(Box coordinate listings)

§

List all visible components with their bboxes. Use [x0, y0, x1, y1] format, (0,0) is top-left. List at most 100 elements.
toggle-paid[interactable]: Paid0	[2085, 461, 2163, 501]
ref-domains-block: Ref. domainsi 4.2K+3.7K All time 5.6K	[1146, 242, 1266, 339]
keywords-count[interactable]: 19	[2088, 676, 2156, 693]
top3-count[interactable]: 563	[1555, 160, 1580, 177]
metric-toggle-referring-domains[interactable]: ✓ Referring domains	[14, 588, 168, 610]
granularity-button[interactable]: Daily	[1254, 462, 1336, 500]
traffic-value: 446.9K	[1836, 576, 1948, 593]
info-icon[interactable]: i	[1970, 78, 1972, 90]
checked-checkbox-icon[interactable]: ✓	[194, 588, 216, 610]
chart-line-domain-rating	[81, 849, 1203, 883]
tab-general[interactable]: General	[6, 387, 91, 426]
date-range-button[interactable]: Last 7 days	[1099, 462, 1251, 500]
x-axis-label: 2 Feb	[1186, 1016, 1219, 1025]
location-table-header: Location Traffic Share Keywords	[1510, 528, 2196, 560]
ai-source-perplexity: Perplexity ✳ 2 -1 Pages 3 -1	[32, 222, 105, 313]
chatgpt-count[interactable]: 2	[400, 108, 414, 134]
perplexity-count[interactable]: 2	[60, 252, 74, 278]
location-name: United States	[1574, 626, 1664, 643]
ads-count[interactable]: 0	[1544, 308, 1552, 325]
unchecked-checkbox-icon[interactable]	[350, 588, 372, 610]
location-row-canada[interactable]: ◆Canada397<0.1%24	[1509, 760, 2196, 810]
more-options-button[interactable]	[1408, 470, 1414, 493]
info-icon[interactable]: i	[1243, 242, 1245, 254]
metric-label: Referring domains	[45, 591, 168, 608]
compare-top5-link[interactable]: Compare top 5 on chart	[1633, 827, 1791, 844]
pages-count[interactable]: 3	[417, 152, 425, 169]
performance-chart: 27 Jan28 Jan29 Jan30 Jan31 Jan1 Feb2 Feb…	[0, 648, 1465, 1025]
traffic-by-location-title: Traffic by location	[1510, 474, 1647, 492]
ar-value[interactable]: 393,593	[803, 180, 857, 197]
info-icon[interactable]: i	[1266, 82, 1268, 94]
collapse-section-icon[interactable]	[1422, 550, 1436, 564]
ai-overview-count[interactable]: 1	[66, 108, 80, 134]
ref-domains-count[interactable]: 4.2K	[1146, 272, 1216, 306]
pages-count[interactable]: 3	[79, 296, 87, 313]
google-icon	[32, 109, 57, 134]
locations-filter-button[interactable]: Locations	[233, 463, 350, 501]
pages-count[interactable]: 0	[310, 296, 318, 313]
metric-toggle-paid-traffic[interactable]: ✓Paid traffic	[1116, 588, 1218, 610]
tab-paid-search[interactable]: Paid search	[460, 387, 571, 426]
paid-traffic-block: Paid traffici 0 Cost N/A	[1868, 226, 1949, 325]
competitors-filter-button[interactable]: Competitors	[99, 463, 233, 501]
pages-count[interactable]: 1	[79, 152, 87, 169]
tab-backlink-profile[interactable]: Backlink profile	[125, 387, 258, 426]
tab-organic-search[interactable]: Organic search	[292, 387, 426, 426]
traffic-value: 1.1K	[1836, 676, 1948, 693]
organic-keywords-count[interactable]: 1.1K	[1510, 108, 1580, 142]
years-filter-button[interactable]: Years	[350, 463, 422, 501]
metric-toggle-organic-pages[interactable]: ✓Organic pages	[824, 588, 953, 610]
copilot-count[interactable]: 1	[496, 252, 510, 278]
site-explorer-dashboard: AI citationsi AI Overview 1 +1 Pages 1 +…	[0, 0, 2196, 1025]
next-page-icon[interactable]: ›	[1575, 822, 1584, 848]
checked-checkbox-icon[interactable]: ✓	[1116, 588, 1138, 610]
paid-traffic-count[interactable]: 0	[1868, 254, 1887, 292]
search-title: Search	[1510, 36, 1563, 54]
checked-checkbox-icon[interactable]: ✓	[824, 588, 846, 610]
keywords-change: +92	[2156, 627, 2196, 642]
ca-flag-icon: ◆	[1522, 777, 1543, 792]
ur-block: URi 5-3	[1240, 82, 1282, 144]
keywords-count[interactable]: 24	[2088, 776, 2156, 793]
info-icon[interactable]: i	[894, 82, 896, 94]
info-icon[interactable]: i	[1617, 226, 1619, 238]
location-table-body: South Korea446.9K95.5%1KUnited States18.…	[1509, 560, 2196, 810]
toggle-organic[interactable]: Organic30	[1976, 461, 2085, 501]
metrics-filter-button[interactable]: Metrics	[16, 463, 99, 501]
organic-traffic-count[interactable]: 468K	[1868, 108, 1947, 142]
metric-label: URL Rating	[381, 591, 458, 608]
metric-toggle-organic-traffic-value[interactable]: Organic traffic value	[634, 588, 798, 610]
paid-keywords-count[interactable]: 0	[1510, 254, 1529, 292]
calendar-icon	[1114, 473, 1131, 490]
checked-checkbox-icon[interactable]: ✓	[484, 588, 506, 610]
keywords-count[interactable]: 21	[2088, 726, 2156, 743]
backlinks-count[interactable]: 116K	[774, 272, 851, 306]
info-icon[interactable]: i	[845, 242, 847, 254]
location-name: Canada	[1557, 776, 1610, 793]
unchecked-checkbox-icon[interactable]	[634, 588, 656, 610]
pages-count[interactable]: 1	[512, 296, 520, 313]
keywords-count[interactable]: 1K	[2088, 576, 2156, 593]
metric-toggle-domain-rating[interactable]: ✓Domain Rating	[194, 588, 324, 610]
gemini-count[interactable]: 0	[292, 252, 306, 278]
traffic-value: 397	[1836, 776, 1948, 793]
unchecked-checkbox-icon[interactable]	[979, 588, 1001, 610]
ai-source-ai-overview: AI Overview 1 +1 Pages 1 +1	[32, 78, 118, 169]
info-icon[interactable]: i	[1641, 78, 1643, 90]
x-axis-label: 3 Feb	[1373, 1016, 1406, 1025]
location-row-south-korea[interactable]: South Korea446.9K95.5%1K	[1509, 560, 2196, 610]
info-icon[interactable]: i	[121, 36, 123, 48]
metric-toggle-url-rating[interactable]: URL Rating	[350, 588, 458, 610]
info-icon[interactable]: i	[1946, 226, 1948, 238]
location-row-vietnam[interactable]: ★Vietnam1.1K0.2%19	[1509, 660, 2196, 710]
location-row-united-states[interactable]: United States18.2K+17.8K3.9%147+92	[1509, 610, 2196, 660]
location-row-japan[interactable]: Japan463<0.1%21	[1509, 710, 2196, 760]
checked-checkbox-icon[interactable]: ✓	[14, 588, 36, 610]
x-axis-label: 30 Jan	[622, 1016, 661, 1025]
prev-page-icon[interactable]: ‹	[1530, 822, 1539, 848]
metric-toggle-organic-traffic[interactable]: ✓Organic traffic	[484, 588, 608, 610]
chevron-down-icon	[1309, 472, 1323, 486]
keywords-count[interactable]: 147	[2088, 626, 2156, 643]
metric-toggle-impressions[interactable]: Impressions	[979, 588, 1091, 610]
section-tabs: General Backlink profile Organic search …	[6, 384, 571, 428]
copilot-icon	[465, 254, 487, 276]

§

[Request] Please write out the material's lines from its first line through the line containing "performance-chart: 27 Jan28", including both.

[Correct result]
List all visible components with their bboxes. Use [x0, y0, x1, y1] format, (0,0) is top-left. List at most 100 elements.
toggle-paid[interactable]: Paid0	[2085, 461, 2163, 501]
ref-domains-block: Ref. domainsi 4.2K+3.7K All time 5.6K	[1146, 242, 1266, 339]
keywords-count[interactable]: 19	[2088, 676, 2156, 693]
top3-count[interactable]: 563	[1555, 160, 1580, 177]
metric-toggle-referring-domains[interactable]: ✓ Referring domains	[14, 588, 168, 610]
granularity-button[interactable]: Daily	[1254, 462, 1336, 500]
traffic-value: 446.9K	[1836, 576, 1948, 593]
info-icon[interactable]: i	[1970, 78, 1972, 90]
checked-checkbox-icon[interactable]: ✓	[194, 588, 216, 610]
chart-line-domain-rating	[81, 849, 1203, 883]
tab-general[interactable]: General	[6, 387, 91, 426]
date-range-button[interactable]: Last 7 days	[1099, 462, 1251, 500]
x-axis-label: 2 Feb	[1186, 1016, 1219, 1025]
location-table-header: Location Traffic Share Keywords	[1510, 528, 2196, 560]
ai-source-perplexity: Perplexity ✳ 2 -1 Pages 3 -1	[32, 222, 105, 313]
chatgpt-count[interactable]: 2	[400, 108, 414, 134]
perplexity-count[interactable]: 2	[60, 252, 74, 278]
location-name: United States	[1574, 626, 1664, 643]
ads-count[interactable]: 0	[1544, 308, 1552, 325]
unchecked-checkbox-icon[interactable]	[350, 588, 372, 610]
location-row-canada[interactable]: ◆Canada397<0.1%24	[1509, 760, 2196, 810]
more-options-button[interactable]	[1408, 470, 1414, 493]
info-icon[interactable]: i	[1243, 242, 1245, 254]
metric-label: Referring domains	[45, 591, 168, 608]
compare-top5-link[interactable]: Compare top 5 on chart	[1633, 827, 1791, 844]
pages-count[interactable]: 3	[417, 152, 425, 169]
performance-chart: 27 Jan28 Jan29 Jan30 Jan31 Jan1 Feb2 Feb…	[0, 648, 1465, 1025]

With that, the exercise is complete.